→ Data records
^^^^

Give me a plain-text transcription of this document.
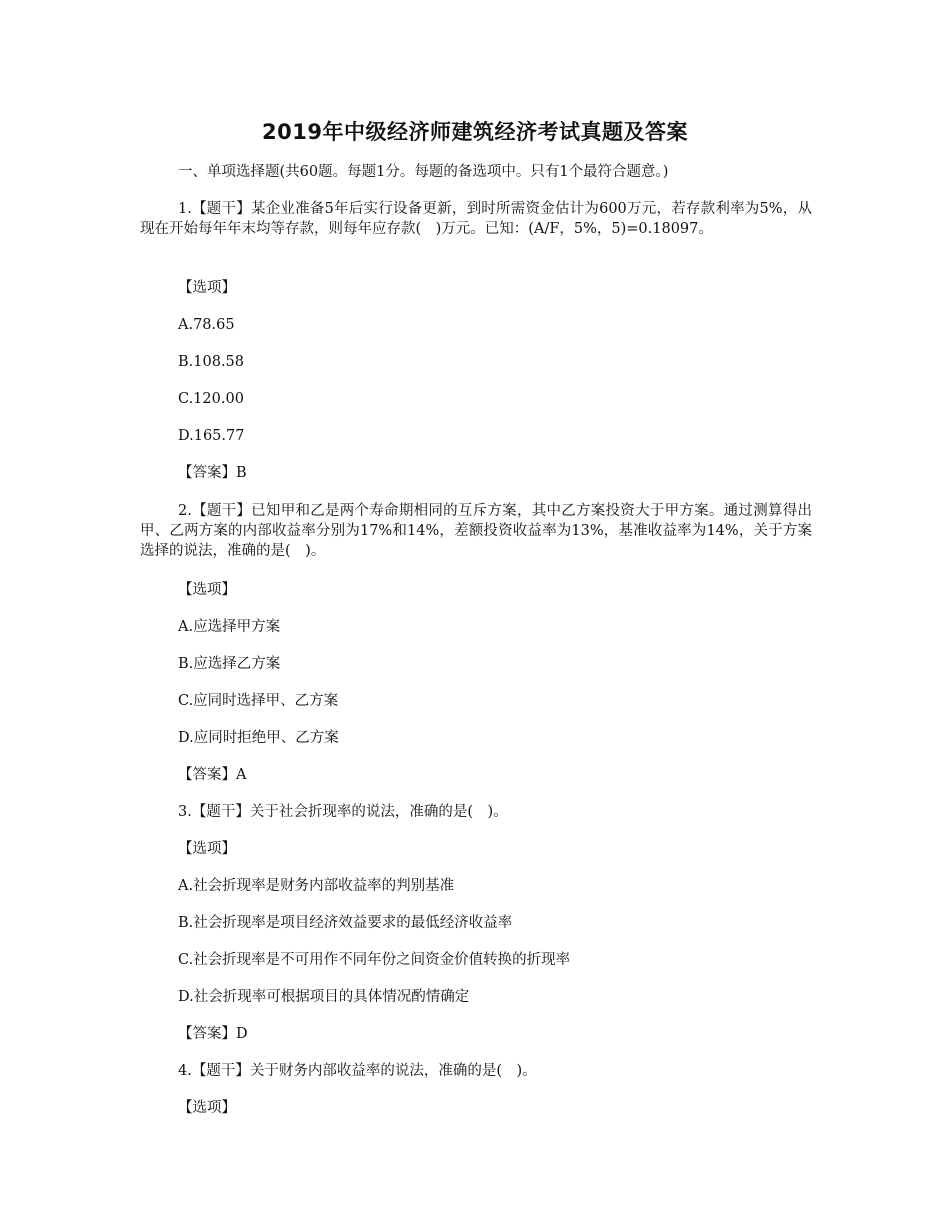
2019年中级经济师建筑经济考试真题及答案
一、单项选择题(共60题。每题1分。每题的备选项中。只有1个最符合题意。)
1.【题干】某企业准备5年后实行设备更新，到时所需资金估计为600万元，若存款利率为5%，从现在开始每年年末均等存款，则每年应存款(　)万元。已知：(A/F，5%，5)=0.18097。
【选项】
A.78.65
B.108.58
C.120.00
D.165.77
【答案】B
2.【题干】已知甲和乙是两个寿命期相同的互斥方案，其中乙方案投资大于甲方案。通过测算得出甲、乙两方案的内部收益率分别为17%和14%，差额投资收益率为13%，基准收益率为14%，关于方案选择的说法，准确的是(　)。
【选项】
A.应选择甲方案
B.应选择乙方案
C.应同时选择甲、乙方案
D.应同时拒绝甲、乙方案
【答案】A
3.【题干】关于社会折现率的说法，准确的是(　)。
【选项】
A.社会折现率是财务内部收益率的判别基准
B.社会折现率是项目经济效益要求的最低经济收益率
C.社会折现率是不可用作不同年份之间资金价值转换的折现率
D.社会折现率可根据项目的具体情况酌情确定
【答案】D
4.【题干】关于财务内部收益率的说法，准确的是(　)。
【选项】
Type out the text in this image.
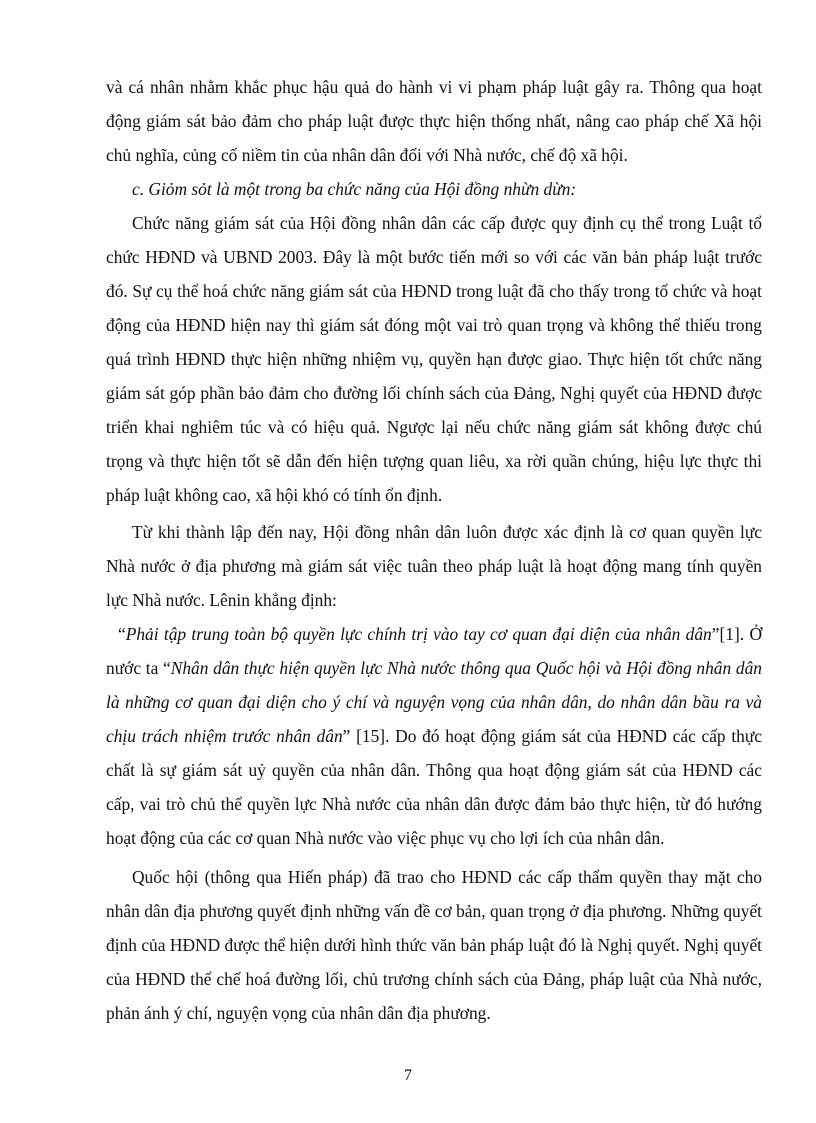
và cá nhân nhằm khắc phục hậu quả do hành vi vi phạm pháp luật gây ra. Thông qua hoạt động giám sát bảo đảm cho pháp luật được thực hiện thống nhất, nâng cao pháp chế Xã hội chủ nghĩa, củng cố niềm tin của nhân dân đối với Nhà nước, chế độ xã hội.

c. Giỏm sỏt là một trong ba chức năng của Hội đồng nhừn dừn:

Chức năng giám sát của Hội đồng nhân dân các cấp được quy định cụ thể trong Luật tổ chức HĐND và UBND 2003. Đây là một bước tiến mới so với các văn bản pháp luật trước đó. Sự cụ thể hoá chức năng giám sát của HĐND trong luật đã cho thấy trong tổ chức và hoạt động của HĐND hiện nay thì giám sát đóng một vai trò quan trọng và không thể thiếu trong quá trình HĐND thực hiện những nhiệm vụ, quyền hạn được giao. Thực hiện tốt chức năng giám sát góp phần bảo đảm cho đường lối chính sách của Đảng, Nghị quyết của HĐND được triển khai nghiêm túc và có hiệu quả. Ngược lại nếu chức năng giám sát không được chú trọng và thực hiện tốt sẽ dẫn đến hiện tượng quan liêu, xa rời quần chúng, hiệu lực thực thi pháp luật không cao, xã hội khó có tính ổn định.

Từ khi thành lập đến nay, Hội đồng nhân dân luôn được xác định là cơ quan quyền lực Nhà nước ở địa phương mà giám sát việc tuân theo pháp luật là hoạt động mang tính quyền lực Nhà nước. Lênin khẳng định:

“Phải tập trung toàn bộ quyền lực chính trị vào tay cơ quan đại diện của nhân dân”[1]. Ở nước ta “Nhân dân thực hiện quyền lực Nhà nước thông qua Quốc hội và Hội đồng nhân dân là những cơ quan đại diện cho ý chí và nguyện vọng của nhân dân, do nhân dân bầu ra và chịu trách nhiệm trước nhân dân” [15]. Do đó hoạt động giám sát của HĐND các cấp thực chất là sự giám sát uỷ quyền của nhân dân. Thông qua hoạt động giám sát của HĐND các cấp, vai trò chủ thể quyền lực Nhà nước của nhân dân được đảm bảo thực hiện, từ đó hướng hoạt động của các cơ quan Nhà nước vào việc phục vụ cho lợi ích của nhân dân.

Quốc hội (thông qua Hiến pháp) đã trao cho HĐND các cấp thẩm quyền thay mặt cho nhân dân địa phương quyết định những vấn đề cơ bản, quan trọng ở địa phương. Những quyết định của HĐND được thể hiện dưới hình thức văn bản pháp luật đó là Nghị quyết. Nghị quyết của HĐND thể chế hoá đường lối, chủ trương chính sách của Đảng, pháp luật của Nhà nước, phản ánh ý chí, nguyện vọng của nhân dân địa phương.

7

^^^^

→ Your task
Omit the pictures and give the material again, exactly and in full.

→ Right answer
Give me a plain-text transcription of this document.
2019年中级经济师建筑经济考试真题及答案
一、单项选择题(共60题。每题1分。每题的备选项中。只有1个最符合题意。)
1.【题干】某企业准备5年后实行设备更新，到时所需资金估计为600万元，若存款利率为5%，从现在开始每年年末均等存款，则每年应存款(　)万元。已知：(A/F，5%，5)=0.18097。
【选项】
A.78.65
B.108.58
C.120.00
D.165.77
【答案】B
2.【题干】已知甲和乙是两个寿命期相同的互斥方案，其中乙方案投资大于甲方案。通过测算得出甲、乙两方案的内部收益率分别为17%和14%，差额投资收益率为13%，基准收益率为14%，关于方案选择的说法，准确的是(　)。
【选项】
A.应选择甲方案
B.应选择乙方案
C.应同时选择甲、乙方案
D.应同时拒绝甲、乙方案
【答案】A
3.【题干】关于社会折现率的说法，准确的是(　)。
【选项】
A.社会折现率是财务内部收益率的判别基准
B.社会折现率是项目经济效益要求的最低经济收益率
C.社会折现率是不可用作不同年份之间资金价值转换的折现率
D.社会折现率可根据项目的具体情况酌情确定
【答案】D
4.【题干】关于财务内部收益率的说法，准确的是(　)。
【选项】
Type out the text in this image.
và cá nhân nhằm khắc phục hậu quả do hành vi vi phạm pháp luật gây ra. Thông qua hoạt động giám sát bảo đảm cho pháp luật được thực hiện thống nhất, nâng cao pháp chế Xã hội chủ nghĩa, củng cố niềm tin của nhân dân đối với Nhà nước, chế độ xã hội.

c. Giỏm sỏt là một trong ba chức năng của Hội đồng nhừn dừn:

Chức năng giám sát của Hội đồng nhân dân các cấp được quy định cụ thể trong Luật tổ chức HĐND và UBND 2003. Đây là một bước tiến mới so với các văn bản pháp luật trước đó. Sự cụ thể hoá chức năng giám sát của HĐND trong luật đã cho thấy trong tổ chức và hoạt động của HĐND hiện nay thì giám sát đóng một vai trò quan trọng và không thể thiếu trong quá trình HĐND thực hiện những nhiệm vụ, quyền hạn được giao. Thực hiện tốt chức năng giám sát góp phần bảo đảm cho đường lối chính sách của Đảng, Nghị quyết của HĐND được triển khai nghiêm túc và có hiệu quả. Ngược lại nếu chức năng giám sát không được chú trọng và thực hiện tốt sẽ dẫn đến hiện tượng quan liêu, xa rời quần chúng, hiệu lực thực thi pháp luật không cao, xã hội khó có tính ổn định.

Từ khi thành lập đến nay, Hội đồng nhân dân luôn được xác định là cơ quan quyền lực Nhà nước ở địa phương mà giám sát việc tuân theo pháp luật là hoạt động mang tính quyền lực Nhà nước. Lênin khẳng định:

“Phải tập trung toàn bộ quyền lực chính trị vào tay cơ quan đại diện của nhân dân”[1]. Ở nước ta “Nhân dân thực hiện quyền lực Nhà nước thông qua Quốc hội và Hội đồng nhân dân là những cơ quan đại diện cho ý chí và nguyện vọng của nhân dân, do nhân dân bầu ra và chịu trách nhiệm trước nhân dân” [15]. Do đó hoạt động giám sát của HĐND các cấp thực chất là sự giám sát uỷ quyền của nhân dân. Thông qua hoạt động giám sát của HĐND các cấp, vai trò chủ thể quyền lực Nhà nước của nhân dân được đảm bảo thực hiện, từ đó hướng hoạt động của các cơ quan Nhà nước vào việc phục vụ cho lợi ích của nhân dân.

Quốc hội (thông qua Hiến pháp) đã trao cho HĐND các cấp thẩm quyền thay mặt cho nhân dân địa phương quyết định những vấn đề cơ bản, quan trọng ở địa phương. Những quyết định của HĐND được thể hiện dưới hình thức văn bản pháp luật đó là Nghị quyết. Nghị quyết của HĐND thể chế hoá đường lối, chủ trương chính sách của Đảng, pháp luật của Nhà nước, phản ánh ý chí, nguyện vọng của nhân dân địa phương.

7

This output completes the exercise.